__Dataset rows__.
☆ ☆ ☆ ☆ ☆ ☆ ☆

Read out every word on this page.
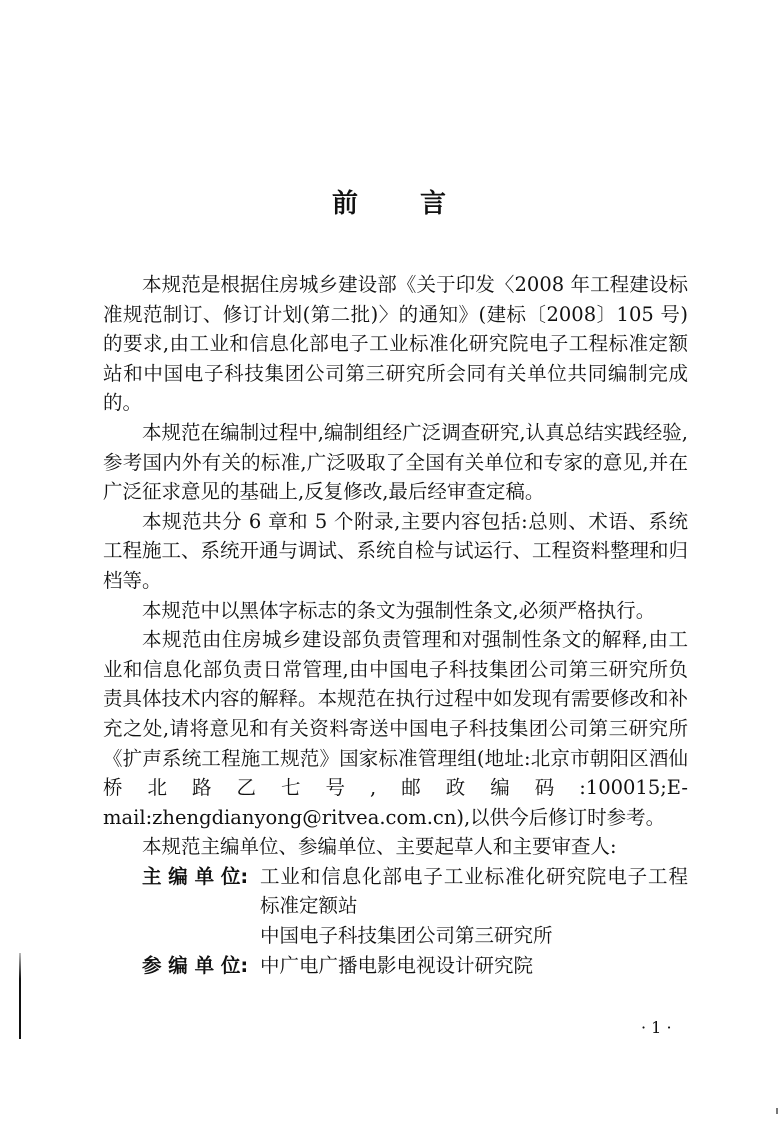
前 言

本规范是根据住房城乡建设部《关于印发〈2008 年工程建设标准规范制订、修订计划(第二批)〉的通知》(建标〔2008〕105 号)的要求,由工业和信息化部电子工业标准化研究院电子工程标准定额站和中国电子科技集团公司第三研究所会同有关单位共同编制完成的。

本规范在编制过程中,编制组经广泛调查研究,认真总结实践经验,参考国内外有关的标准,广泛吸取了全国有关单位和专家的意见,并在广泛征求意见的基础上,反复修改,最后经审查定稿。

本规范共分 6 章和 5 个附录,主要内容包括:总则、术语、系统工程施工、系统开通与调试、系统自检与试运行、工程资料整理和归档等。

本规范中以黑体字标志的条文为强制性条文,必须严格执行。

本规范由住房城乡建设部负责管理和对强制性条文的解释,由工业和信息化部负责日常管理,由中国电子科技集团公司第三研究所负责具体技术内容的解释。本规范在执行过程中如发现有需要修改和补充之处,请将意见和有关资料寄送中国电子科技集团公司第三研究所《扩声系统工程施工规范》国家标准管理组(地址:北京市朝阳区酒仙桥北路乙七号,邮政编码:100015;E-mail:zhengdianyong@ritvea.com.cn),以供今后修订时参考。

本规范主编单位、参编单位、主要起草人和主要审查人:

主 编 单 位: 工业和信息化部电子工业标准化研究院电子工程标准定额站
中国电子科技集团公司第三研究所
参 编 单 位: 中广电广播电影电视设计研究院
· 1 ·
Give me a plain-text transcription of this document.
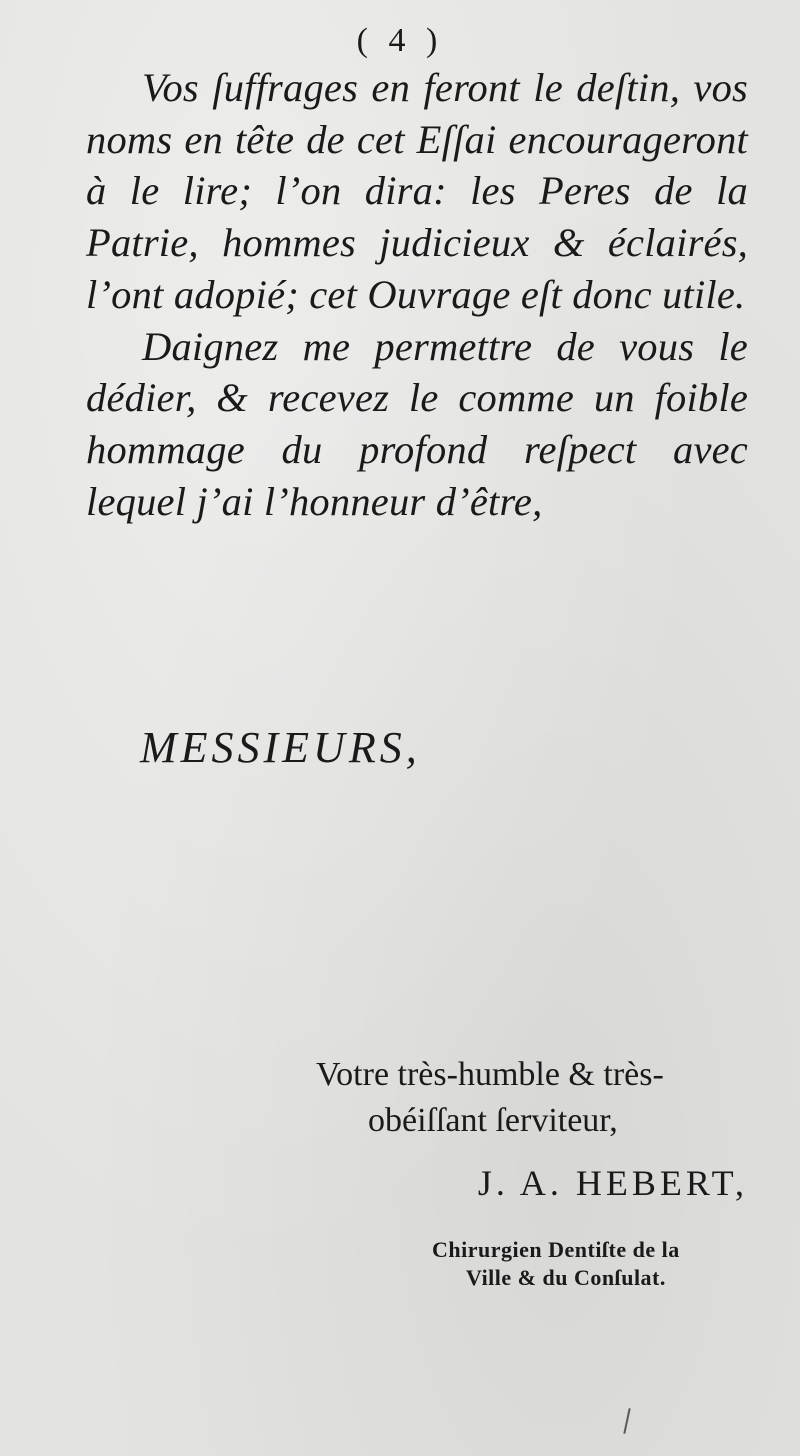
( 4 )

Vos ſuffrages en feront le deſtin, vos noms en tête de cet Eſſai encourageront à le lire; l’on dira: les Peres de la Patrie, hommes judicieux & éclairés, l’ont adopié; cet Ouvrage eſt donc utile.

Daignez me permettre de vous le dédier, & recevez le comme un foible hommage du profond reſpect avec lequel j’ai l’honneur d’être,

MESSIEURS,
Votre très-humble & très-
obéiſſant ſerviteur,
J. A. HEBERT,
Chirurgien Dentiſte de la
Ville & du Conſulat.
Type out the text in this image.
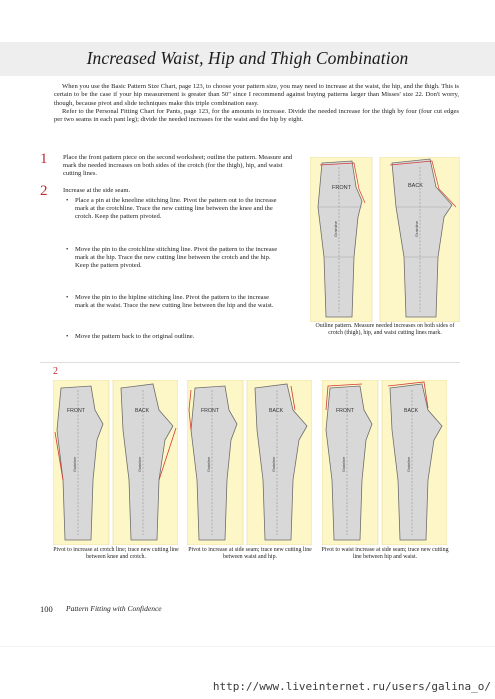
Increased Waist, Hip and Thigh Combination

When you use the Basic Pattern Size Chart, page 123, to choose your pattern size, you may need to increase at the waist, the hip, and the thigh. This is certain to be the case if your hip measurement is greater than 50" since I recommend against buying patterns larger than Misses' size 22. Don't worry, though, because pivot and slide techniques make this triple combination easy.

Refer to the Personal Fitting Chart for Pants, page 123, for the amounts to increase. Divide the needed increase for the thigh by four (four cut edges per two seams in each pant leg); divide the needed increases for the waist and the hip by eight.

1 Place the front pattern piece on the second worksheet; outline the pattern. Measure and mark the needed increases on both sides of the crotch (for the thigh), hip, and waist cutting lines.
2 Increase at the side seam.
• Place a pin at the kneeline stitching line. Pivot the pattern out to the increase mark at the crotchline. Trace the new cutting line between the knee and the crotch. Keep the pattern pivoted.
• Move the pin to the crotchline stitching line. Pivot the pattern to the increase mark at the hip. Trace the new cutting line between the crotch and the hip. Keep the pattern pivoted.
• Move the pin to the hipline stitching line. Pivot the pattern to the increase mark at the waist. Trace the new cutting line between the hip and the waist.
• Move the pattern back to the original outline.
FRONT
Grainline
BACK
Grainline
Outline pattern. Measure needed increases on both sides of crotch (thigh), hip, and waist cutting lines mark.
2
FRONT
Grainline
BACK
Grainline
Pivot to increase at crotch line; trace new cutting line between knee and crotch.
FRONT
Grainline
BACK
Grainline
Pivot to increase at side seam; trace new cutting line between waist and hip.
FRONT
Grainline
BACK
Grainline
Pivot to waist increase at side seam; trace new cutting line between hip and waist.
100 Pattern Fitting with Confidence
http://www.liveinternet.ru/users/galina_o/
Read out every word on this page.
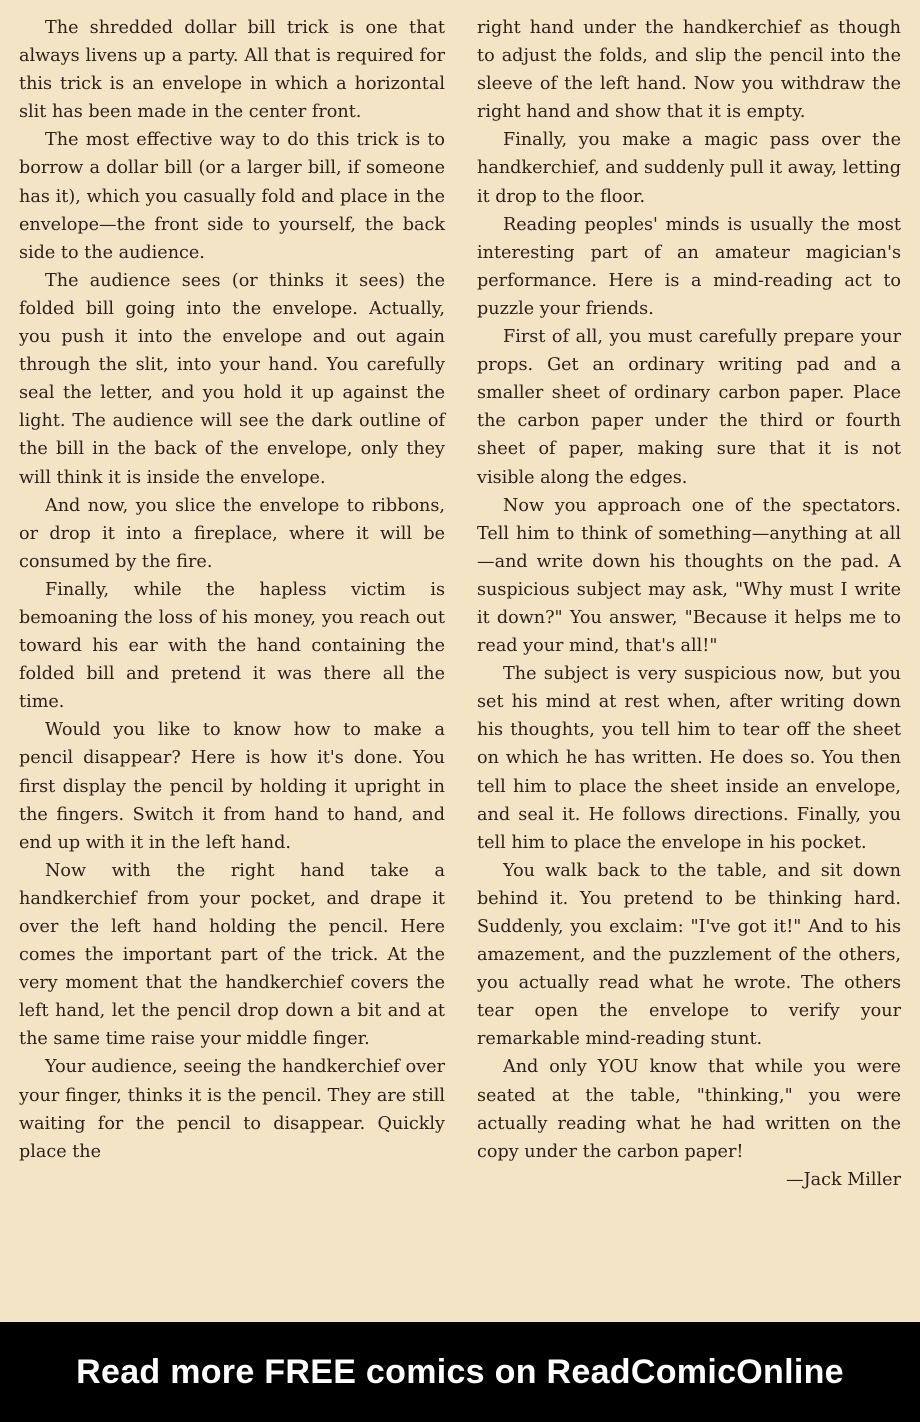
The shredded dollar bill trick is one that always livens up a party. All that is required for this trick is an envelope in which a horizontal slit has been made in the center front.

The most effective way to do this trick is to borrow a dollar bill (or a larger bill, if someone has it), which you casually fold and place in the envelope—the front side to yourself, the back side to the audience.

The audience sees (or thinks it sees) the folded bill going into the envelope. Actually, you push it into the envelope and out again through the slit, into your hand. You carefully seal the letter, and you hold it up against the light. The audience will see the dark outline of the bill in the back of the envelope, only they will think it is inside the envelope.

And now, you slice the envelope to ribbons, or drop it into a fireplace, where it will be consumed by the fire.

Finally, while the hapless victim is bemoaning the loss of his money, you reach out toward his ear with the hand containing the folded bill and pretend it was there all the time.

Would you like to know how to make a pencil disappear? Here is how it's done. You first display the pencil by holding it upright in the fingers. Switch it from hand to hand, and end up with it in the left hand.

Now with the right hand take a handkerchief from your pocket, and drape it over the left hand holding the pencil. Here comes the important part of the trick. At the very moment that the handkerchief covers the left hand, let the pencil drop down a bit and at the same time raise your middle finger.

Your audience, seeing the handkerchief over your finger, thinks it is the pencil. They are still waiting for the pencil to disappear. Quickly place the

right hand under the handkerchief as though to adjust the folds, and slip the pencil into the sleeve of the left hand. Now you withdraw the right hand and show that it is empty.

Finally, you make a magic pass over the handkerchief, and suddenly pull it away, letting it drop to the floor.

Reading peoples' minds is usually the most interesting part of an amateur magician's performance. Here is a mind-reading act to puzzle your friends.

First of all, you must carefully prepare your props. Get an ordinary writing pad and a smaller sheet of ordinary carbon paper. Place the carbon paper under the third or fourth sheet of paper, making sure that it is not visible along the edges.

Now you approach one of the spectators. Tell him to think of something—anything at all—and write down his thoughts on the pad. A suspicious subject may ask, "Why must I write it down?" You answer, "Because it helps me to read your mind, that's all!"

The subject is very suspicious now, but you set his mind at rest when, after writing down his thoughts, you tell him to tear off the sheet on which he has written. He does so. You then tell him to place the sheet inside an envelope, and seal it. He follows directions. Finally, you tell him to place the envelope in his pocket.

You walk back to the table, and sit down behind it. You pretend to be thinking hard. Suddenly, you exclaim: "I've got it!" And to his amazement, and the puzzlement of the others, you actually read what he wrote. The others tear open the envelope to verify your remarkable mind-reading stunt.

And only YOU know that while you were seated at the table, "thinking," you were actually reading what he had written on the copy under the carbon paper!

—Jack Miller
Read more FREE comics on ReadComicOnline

☆ ☆ ☆ ☆ ☆ ☆ ☆

__TASK DESCRIPTION__. Identify each line of the material where the word "lines" shows up, and copy it.

__ANSWER FOR THE TASK__.
1 Place the front pattern piece on the second worksheet; outline the pattern. Measure and mark the needed increases on both sides of the crotch (for the thigh), hip, and waist cutting lines.
Outline pattern. Measure needed increases on both sides of crotch (thigh), hip, and waist cutting lines mark.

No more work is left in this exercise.